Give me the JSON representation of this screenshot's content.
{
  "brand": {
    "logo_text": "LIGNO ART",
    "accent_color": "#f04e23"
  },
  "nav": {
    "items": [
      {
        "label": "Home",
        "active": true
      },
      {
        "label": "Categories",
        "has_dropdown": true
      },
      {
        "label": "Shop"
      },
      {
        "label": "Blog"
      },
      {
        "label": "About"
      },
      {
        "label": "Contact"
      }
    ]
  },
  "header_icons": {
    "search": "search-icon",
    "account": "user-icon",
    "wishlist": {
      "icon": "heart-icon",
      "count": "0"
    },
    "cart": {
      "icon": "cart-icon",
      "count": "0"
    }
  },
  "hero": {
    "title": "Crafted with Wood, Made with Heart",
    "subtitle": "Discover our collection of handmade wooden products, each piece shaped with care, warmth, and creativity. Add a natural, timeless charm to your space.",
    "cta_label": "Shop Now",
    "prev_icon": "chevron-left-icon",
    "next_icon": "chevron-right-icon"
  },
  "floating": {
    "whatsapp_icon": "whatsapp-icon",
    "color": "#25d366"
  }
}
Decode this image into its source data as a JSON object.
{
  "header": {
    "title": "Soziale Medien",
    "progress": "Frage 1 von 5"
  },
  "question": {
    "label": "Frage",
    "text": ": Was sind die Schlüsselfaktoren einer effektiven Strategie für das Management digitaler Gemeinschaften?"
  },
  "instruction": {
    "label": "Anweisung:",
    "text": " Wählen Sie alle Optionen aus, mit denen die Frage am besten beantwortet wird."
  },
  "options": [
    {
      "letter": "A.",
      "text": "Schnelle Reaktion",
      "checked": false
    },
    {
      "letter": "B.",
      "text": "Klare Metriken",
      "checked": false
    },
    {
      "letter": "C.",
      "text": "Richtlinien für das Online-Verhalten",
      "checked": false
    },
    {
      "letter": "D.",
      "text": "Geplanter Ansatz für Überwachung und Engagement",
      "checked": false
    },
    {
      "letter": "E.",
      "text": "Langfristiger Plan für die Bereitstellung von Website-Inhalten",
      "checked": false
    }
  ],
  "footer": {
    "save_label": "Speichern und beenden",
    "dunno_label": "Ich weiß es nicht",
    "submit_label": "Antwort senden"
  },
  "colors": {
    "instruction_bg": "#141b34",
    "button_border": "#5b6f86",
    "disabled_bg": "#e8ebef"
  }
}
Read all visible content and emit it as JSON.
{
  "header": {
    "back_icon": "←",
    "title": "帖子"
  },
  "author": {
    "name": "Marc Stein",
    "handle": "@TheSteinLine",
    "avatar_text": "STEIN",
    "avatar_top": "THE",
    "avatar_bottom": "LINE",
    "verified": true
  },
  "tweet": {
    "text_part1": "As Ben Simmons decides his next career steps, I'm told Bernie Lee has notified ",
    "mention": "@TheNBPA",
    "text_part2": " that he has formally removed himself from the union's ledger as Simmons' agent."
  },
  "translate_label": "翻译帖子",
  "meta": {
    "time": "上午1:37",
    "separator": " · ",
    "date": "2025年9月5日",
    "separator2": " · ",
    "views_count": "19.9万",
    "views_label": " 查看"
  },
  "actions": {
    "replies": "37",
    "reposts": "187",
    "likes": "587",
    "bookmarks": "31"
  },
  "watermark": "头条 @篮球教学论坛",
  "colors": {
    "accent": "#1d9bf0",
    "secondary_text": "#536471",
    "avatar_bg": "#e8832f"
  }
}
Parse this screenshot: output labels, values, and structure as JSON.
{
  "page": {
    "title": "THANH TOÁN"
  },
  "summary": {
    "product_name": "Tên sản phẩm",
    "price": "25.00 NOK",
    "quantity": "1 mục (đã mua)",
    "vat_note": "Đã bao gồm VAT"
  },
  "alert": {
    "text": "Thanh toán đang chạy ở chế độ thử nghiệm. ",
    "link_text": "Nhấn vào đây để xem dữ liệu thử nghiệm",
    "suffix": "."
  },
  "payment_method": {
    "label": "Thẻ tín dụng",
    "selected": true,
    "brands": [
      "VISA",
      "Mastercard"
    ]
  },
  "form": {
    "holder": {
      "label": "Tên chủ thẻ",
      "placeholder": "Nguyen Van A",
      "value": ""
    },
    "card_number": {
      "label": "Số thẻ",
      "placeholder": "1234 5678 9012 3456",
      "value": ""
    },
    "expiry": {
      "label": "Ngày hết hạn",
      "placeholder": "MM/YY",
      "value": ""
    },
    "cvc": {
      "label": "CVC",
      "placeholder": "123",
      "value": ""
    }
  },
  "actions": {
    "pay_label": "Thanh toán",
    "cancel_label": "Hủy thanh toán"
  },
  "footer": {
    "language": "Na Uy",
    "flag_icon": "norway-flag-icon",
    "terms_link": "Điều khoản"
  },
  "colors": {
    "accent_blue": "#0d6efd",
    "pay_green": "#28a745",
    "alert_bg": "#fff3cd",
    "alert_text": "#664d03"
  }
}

* * * * * * * * *

_Problem to solve:_ Only the number is wanted: count the lines of the records that hold the word "this".

_Result of the exercise:_ 3